#### [EXERCISE SET]
1. Print the part of the Epanechnikov kernel thread that opens with the words containing "kernel-smoothingnonparametric" and closes with "density estimation libraries?".
2. Please decide whether each statement agrees with the Epanechnikov kernel thread, answering yes or no and quoting the deciding words: (a) Tsybakov criticizes the claim that the Epanechnikov kernel is theoretically optimal. (b) The Gaussian is the only kernel offered in every density estimation library. (c) Tsybakov's criticism appears in section 2.1 of Introduction to Nonparametric Estimation.

#### [GIVEN PASSAGE]

Solved – If the Epanechnikov kernel is theoretically optimal when doing Kernel Density Estimation, why isn’t it more commonly used

kernel-smoothingnonparametric

I have read (for example, here) that the Epanechnikov kernel is optimal, at least in a theoretical sense, when doing kernel density estimation. If this is true, then why does the Gaussian show up so frequently as the default kernel, or in many cases the only kernel, in density estimation libraries?

Best Answer

The reason why the Epanechnikov kernel isn't universally used for its theoretical optimality may very well be that the Epanechnikov kernel isn't actually theoretically optimal. Tsybakov explicitly criticizes the argument that the Epanechnikov kernel is "theoretically optimal" in pp. 16-19 of Introduction to Nonparametric Estimation (section 1.2.4).

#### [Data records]
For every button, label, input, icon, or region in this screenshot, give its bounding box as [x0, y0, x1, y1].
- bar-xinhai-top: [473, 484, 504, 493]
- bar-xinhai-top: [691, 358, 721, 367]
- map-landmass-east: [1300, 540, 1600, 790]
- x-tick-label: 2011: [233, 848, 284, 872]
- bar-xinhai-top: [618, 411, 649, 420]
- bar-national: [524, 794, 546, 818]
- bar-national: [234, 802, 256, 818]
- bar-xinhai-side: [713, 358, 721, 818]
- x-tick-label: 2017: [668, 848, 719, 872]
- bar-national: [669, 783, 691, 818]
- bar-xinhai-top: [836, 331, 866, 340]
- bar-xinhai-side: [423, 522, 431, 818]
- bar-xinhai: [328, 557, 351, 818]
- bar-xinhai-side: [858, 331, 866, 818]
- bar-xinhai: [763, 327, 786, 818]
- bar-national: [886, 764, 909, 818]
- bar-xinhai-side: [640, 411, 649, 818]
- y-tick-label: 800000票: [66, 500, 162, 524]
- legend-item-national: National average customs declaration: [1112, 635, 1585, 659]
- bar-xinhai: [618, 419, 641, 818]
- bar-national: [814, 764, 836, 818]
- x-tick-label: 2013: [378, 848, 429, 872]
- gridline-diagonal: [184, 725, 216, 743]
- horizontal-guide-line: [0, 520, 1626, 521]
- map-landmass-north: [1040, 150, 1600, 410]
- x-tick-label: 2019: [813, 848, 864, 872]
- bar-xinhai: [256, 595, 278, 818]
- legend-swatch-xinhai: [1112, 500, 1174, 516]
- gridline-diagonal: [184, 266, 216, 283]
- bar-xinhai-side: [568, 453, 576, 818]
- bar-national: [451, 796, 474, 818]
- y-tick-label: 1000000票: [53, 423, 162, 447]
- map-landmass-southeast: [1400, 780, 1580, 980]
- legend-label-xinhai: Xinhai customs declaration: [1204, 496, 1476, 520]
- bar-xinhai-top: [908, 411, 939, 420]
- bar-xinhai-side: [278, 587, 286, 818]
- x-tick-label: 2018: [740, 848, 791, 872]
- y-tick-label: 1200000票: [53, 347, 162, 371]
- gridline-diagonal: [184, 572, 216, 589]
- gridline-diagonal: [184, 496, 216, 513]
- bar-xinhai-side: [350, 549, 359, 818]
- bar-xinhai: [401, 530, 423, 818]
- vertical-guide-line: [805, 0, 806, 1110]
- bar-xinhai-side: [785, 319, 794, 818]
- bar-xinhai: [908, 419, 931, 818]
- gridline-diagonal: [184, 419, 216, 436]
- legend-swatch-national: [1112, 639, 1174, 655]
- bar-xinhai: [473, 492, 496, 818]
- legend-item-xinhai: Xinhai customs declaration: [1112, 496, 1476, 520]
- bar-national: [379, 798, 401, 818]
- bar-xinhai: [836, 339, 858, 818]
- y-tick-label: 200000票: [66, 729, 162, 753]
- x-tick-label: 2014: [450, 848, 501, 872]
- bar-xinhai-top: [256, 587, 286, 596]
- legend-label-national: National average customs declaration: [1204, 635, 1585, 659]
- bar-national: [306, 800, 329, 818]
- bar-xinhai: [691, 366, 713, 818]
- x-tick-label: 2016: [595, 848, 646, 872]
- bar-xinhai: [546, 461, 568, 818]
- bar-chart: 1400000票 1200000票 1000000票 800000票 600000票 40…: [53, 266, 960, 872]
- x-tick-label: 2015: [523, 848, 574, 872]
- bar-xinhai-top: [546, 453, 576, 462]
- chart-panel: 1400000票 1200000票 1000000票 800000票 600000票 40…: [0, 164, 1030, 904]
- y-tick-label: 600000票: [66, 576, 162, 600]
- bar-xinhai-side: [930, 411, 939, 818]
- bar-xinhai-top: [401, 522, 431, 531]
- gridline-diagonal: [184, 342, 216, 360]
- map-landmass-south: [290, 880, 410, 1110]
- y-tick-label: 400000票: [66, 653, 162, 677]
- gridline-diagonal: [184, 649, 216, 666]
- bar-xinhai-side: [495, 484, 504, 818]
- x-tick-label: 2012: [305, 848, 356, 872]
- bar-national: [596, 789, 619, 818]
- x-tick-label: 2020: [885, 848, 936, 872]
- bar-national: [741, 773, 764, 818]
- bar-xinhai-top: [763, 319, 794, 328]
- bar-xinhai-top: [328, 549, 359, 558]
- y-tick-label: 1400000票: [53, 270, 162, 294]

#### [THE RESULTS]
1.
kernel-smoothingnonparametric

I have read (for example, here) that the Epanechnikov kernel is optimal, at least in a theoretical sense, when doing kernel density estimation. If this is true, then why does the Gaussian show up so frequently as the default kernel, or in many cases the only kernel, in density estimation libraries?

2.
(a) Yes: "Tsybakov explicitly criticizes the argument that the Epanechnikov kernel is "theoretically optimal""
(b) No: "or in many cases the only kernel"
(c) No: "in pp. 16-19 of Introduction to Nonparametric Estimation (section 1.2.4)"